- **What needs to be done**:
Copy each line of the entries that contains the word "text".

[START Excerpted records]

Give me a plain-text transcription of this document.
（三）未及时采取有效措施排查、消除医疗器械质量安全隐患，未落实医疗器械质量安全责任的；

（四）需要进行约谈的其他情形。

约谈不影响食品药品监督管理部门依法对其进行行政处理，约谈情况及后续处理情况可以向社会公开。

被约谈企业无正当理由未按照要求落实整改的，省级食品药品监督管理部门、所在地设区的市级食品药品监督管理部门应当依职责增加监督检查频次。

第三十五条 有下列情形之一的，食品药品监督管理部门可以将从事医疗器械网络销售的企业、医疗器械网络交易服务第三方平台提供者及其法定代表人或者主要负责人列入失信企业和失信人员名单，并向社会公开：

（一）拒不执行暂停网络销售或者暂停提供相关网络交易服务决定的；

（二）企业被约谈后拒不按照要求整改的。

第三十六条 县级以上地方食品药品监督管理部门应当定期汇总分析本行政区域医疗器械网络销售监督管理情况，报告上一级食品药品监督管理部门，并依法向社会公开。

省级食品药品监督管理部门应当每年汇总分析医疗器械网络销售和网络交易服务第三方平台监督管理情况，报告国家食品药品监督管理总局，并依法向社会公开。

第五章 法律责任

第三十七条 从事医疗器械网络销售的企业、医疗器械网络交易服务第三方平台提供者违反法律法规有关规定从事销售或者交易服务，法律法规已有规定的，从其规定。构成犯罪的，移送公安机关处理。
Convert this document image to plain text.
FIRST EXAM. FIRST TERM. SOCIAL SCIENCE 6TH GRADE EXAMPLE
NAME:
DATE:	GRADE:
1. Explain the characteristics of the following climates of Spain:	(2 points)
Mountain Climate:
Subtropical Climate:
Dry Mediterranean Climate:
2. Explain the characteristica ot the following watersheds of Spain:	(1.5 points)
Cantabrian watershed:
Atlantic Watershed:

[END Excerpted records]

- **Correct answer**:
Give me a plain-text transcription of this document.
Convert this document image to plain text.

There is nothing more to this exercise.